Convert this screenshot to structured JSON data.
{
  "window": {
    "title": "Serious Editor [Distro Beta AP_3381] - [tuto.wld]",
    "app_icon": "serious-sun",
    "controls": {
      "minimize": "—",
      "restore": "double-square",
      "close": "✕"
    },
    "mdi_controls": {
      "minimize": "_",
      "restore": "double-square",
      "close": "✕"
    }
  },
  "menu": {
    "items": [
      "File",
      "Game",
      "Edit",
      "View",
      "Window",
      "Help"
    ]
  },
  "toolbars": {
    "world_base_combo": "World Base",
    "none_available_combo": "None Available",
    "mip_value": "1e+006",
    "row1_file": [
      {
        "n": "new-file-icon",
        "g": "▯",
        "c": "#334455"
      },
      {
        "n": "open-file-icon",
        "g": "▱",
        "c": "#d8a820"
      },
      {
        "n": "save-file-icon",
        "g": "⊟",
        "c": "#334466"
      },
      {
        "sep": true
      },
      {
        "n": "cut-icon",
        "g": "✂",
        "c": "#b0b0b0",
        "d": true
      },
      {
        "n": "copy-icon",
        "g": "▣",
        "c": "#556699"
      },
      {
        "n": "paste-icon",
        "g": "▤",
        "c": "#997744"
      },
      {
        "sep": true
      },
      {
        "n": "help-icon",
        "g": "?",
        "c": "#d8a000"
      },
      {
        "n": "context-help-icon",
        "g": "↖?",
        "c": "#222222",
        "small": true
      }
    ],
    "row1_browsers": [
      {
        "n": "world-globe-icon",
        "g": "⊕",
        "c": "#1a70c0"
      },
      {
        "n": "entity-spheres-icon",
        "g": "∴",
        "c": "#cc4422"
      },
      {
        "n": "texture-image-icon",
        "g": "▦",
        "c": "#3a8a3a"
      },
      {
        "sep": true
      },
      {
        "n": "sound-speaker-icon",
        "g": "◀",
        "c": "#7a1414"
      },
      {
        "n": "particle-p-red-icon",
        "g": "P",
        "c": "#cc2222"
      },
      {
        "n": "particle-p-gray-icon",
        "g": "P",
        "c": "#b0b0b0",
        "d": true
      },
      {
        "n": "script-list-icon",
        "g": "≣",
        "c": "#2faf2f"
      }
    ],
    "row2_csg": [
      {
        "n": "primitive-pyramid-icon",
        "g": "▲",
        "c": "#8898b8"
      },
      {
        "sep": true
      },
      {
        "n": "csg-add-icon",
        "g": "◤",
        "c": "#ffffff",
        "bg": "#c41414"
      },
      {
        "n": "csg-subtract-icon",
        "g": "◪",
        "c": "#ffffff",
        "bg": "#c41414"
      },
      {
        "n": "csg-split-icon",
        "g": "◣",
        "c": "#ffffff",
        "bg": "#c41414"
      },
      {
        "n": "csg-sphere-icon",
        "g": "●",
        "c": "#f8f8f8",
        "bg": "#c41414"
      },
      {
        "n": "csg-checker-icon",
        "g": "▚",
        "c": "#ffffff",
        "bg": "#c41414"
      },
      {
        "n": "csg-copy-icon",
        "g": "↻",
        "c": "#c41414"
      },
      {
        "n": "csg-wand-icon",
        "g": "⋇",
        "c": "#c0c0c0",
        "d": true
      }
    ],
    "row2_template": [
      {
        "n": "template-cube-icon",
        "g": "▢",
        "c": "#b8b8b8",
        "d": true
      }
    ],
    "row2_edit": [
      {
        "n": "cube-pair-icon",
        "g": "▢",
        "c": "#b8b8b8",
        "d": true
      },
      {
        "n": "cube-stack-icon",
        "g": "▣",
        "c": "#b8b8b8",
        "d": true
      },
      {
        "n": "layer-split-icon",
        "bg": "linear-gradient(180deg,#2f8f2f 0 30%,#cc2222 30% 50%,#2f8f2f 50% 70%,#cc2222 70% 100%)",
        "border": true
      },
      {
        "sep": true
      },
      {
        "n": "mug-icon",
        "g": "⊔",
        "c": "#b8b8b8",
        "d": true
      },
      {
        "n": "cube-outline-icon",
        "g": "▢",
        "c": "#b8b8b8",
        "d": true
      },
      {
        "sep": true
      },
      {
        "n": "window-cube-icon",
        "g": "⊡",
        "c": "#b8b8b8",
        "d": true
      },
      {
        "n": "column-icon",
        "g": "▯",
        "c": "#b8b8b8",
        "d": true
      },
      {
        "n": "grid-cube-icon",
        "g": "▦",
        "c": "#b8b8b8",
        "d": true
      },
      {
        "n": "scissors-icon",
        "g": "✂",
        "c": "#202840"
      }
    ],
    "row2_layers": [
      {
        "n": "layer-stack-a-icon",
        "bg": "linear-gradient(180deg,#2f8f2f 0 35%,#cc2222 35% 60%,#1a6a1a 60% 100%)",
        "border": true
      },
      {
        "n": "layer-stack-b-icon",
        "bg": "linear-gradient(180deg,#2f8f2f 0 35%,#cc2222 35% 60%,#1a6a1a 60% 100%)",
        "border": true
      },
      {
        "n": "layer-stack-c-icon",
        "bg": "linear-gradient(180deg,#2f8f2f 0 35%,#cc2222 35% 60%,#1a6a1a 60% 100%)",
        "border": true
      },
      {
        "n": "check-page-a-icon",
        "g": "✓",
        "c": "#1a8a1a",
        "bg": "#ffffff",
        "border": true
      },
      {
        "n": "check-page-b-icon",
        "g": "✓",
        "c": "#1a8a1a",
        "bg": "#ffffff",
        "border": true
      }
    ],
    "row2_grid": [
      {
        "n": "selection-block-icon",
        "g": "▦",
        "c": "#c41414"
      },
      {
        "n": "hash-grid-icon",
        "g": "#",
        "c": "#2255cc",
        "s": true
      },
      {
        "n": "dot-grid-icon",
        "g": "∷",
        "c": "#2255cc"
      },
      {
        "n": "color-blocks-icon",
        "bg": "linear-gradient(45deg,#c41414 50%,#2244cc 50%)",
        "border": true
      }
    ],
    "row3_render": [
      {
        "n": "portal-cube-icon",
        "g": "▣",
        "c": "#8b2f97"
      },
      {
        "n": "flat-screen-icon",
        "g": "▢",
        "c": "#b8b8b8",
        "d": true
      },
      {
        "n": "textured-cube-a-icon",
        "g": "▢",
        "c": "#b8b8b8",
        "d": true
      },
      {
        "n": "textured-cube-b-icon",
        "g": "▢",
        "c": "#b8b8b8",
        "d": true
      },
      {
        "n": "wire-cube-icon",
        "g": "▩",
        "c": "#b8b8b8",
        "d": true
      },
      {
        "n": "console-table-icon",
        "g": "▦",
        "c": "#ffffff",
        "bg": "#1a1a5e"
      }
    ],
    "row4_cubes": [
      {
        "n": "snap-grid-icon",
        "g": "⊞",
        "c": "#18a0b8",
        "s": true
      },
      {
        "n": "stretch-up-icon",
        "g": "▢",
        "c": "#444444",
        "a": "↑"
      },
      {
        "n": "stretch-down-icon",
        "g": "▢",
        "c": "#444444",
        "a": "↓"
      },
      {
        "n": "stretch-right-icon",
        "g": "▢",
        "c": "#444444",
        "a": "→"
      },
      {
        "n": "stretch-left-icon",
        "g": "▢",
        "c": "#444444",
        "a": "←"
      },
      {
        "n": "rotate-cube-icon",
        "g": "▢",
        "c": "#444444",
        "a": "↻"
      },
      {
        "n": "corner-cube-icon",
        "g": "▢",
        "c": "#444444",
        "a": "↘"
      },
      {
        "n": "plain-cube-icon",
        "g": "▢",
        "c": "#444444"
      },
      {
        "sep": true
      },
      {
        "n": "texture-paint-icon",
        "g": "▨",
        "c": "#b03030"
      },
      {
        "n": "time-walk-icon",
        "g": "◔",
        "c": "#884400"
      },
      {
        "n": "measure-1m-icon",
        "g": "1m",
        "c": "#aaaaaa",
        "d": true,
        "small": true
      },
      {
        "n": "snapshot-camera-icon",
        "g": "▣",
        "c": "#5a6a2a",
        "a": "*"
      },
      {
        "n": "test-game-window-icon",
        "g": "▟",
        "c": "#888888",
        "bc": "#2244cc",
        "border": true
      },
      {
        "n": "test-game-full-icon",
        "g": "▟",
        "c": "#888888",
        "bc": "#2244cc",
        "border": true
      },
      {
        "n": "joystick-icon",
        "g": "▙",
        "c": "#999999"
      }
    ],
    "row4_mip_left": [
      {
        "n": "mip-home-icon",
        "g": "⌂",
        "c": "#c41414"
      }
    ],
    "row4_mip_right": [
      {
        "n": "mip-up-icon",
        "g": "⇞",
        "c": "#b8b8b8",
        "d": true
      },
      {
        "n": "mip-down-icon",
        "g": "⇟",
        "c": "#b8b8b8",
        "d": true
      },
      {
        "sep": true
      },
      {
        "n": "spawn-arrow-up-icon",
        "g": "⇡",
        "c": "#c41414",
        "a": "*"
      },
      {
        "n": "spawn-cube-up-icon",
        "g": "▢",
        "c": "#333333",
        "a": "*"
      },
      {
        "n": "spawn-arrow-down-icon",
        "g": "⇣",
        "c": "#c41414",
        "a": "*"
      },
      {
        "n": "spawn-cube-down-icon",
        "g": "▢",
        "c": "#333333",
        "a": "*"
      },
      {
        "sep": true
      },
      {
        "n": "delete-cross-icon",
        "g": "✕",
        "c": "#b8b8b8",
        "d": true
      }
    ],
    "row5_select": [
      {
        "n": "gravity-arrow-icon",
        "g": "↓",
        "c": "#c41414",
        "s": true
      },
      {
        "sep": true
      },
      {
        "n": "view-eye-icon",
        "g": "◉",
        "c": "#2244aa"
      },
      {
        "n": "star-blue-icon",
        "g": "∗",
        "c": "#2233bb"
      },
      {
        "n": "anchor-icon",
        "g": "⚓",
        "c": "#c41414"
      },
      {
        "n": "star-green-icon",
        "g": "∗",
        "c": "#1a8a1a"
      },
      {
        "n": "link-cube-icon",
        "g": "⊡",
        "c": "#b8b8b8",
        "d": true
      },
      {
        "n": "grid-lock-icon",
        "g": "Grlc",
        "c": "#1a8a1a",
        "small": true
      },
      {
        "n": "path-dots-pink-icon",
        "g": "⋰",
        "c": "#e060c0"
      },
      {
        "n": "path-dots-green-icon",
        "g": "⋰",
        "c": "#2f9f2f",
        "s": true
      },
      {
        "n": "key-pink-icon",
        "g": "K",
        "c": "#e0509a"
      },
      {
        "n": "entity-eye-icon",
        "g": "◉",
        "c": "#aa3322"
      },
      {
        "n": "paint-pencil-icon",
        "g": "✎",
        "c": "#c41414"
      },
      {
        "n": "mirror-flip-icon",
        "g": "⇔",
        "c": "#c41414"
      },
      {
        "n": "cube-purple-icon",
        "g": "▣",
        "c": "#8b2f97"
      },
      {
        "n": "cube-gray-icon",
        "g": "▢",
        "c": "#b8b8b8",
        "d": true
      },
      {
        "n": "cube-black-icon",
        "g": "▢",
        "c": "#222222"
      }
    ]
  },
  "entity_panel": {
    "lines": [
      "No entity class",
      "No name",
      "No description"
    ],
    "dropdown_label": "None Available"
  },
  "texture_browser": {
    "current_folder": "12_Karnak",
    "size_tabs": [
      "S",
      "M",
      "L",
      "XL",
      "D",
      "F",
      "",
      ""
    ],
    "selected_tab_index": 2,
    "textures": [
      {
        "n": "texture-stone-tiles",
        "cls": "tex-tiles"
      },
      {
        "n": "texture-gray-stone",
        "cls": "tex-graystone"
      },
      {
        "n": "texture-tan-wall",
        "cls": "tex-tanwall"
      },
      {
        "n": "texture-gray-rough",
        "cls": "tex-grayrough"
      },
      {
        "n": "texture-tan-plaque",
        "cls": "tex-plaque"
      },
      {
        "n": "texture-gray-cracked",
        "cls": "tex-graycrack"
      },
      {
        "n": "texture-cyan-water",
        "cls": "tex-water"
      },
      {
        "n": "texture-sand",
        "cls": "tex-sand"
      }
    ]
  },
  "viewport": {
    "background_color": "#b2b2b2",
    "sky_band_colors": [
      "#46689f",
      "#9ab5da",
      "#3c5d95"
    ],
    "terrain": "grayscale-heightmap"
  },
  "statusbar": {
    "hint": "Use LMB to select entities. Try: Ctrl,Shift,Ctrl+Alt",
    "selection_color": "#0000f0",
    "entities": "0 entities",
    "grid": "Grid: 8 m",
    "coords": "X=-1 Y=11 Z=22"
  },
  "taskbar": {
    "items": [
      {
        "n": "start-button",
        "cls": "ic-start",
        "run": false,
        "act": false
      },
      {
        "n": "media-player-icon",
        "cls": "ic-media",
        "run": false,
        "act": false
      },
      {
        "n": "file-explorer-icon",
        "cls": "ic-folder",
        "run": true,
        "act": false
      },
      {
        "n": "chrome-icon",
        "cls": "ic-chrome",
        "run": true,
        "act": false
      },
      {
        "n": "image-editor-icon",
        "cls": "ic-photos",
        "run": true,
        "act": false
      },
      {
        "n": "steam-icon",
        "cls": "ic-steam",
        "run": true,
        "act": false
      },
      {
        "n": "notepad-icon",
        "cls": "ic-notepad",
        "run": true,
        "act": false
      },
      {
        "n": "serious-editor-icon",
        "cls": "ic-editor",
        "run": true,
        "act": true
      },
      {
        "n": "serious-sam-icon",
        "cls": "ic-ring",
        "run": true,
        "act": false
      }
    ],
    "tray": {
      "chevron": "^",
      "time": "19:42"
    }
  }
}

Directions:
Show the lines where the word "stack" appears in the entries.

Result of this exercise:
        "n": "cube-stack-icon",
        "n": "layer-stack-a-icon",
        "n": "layer-stack-b-icon",
        "n": "layer-stack-c-icon",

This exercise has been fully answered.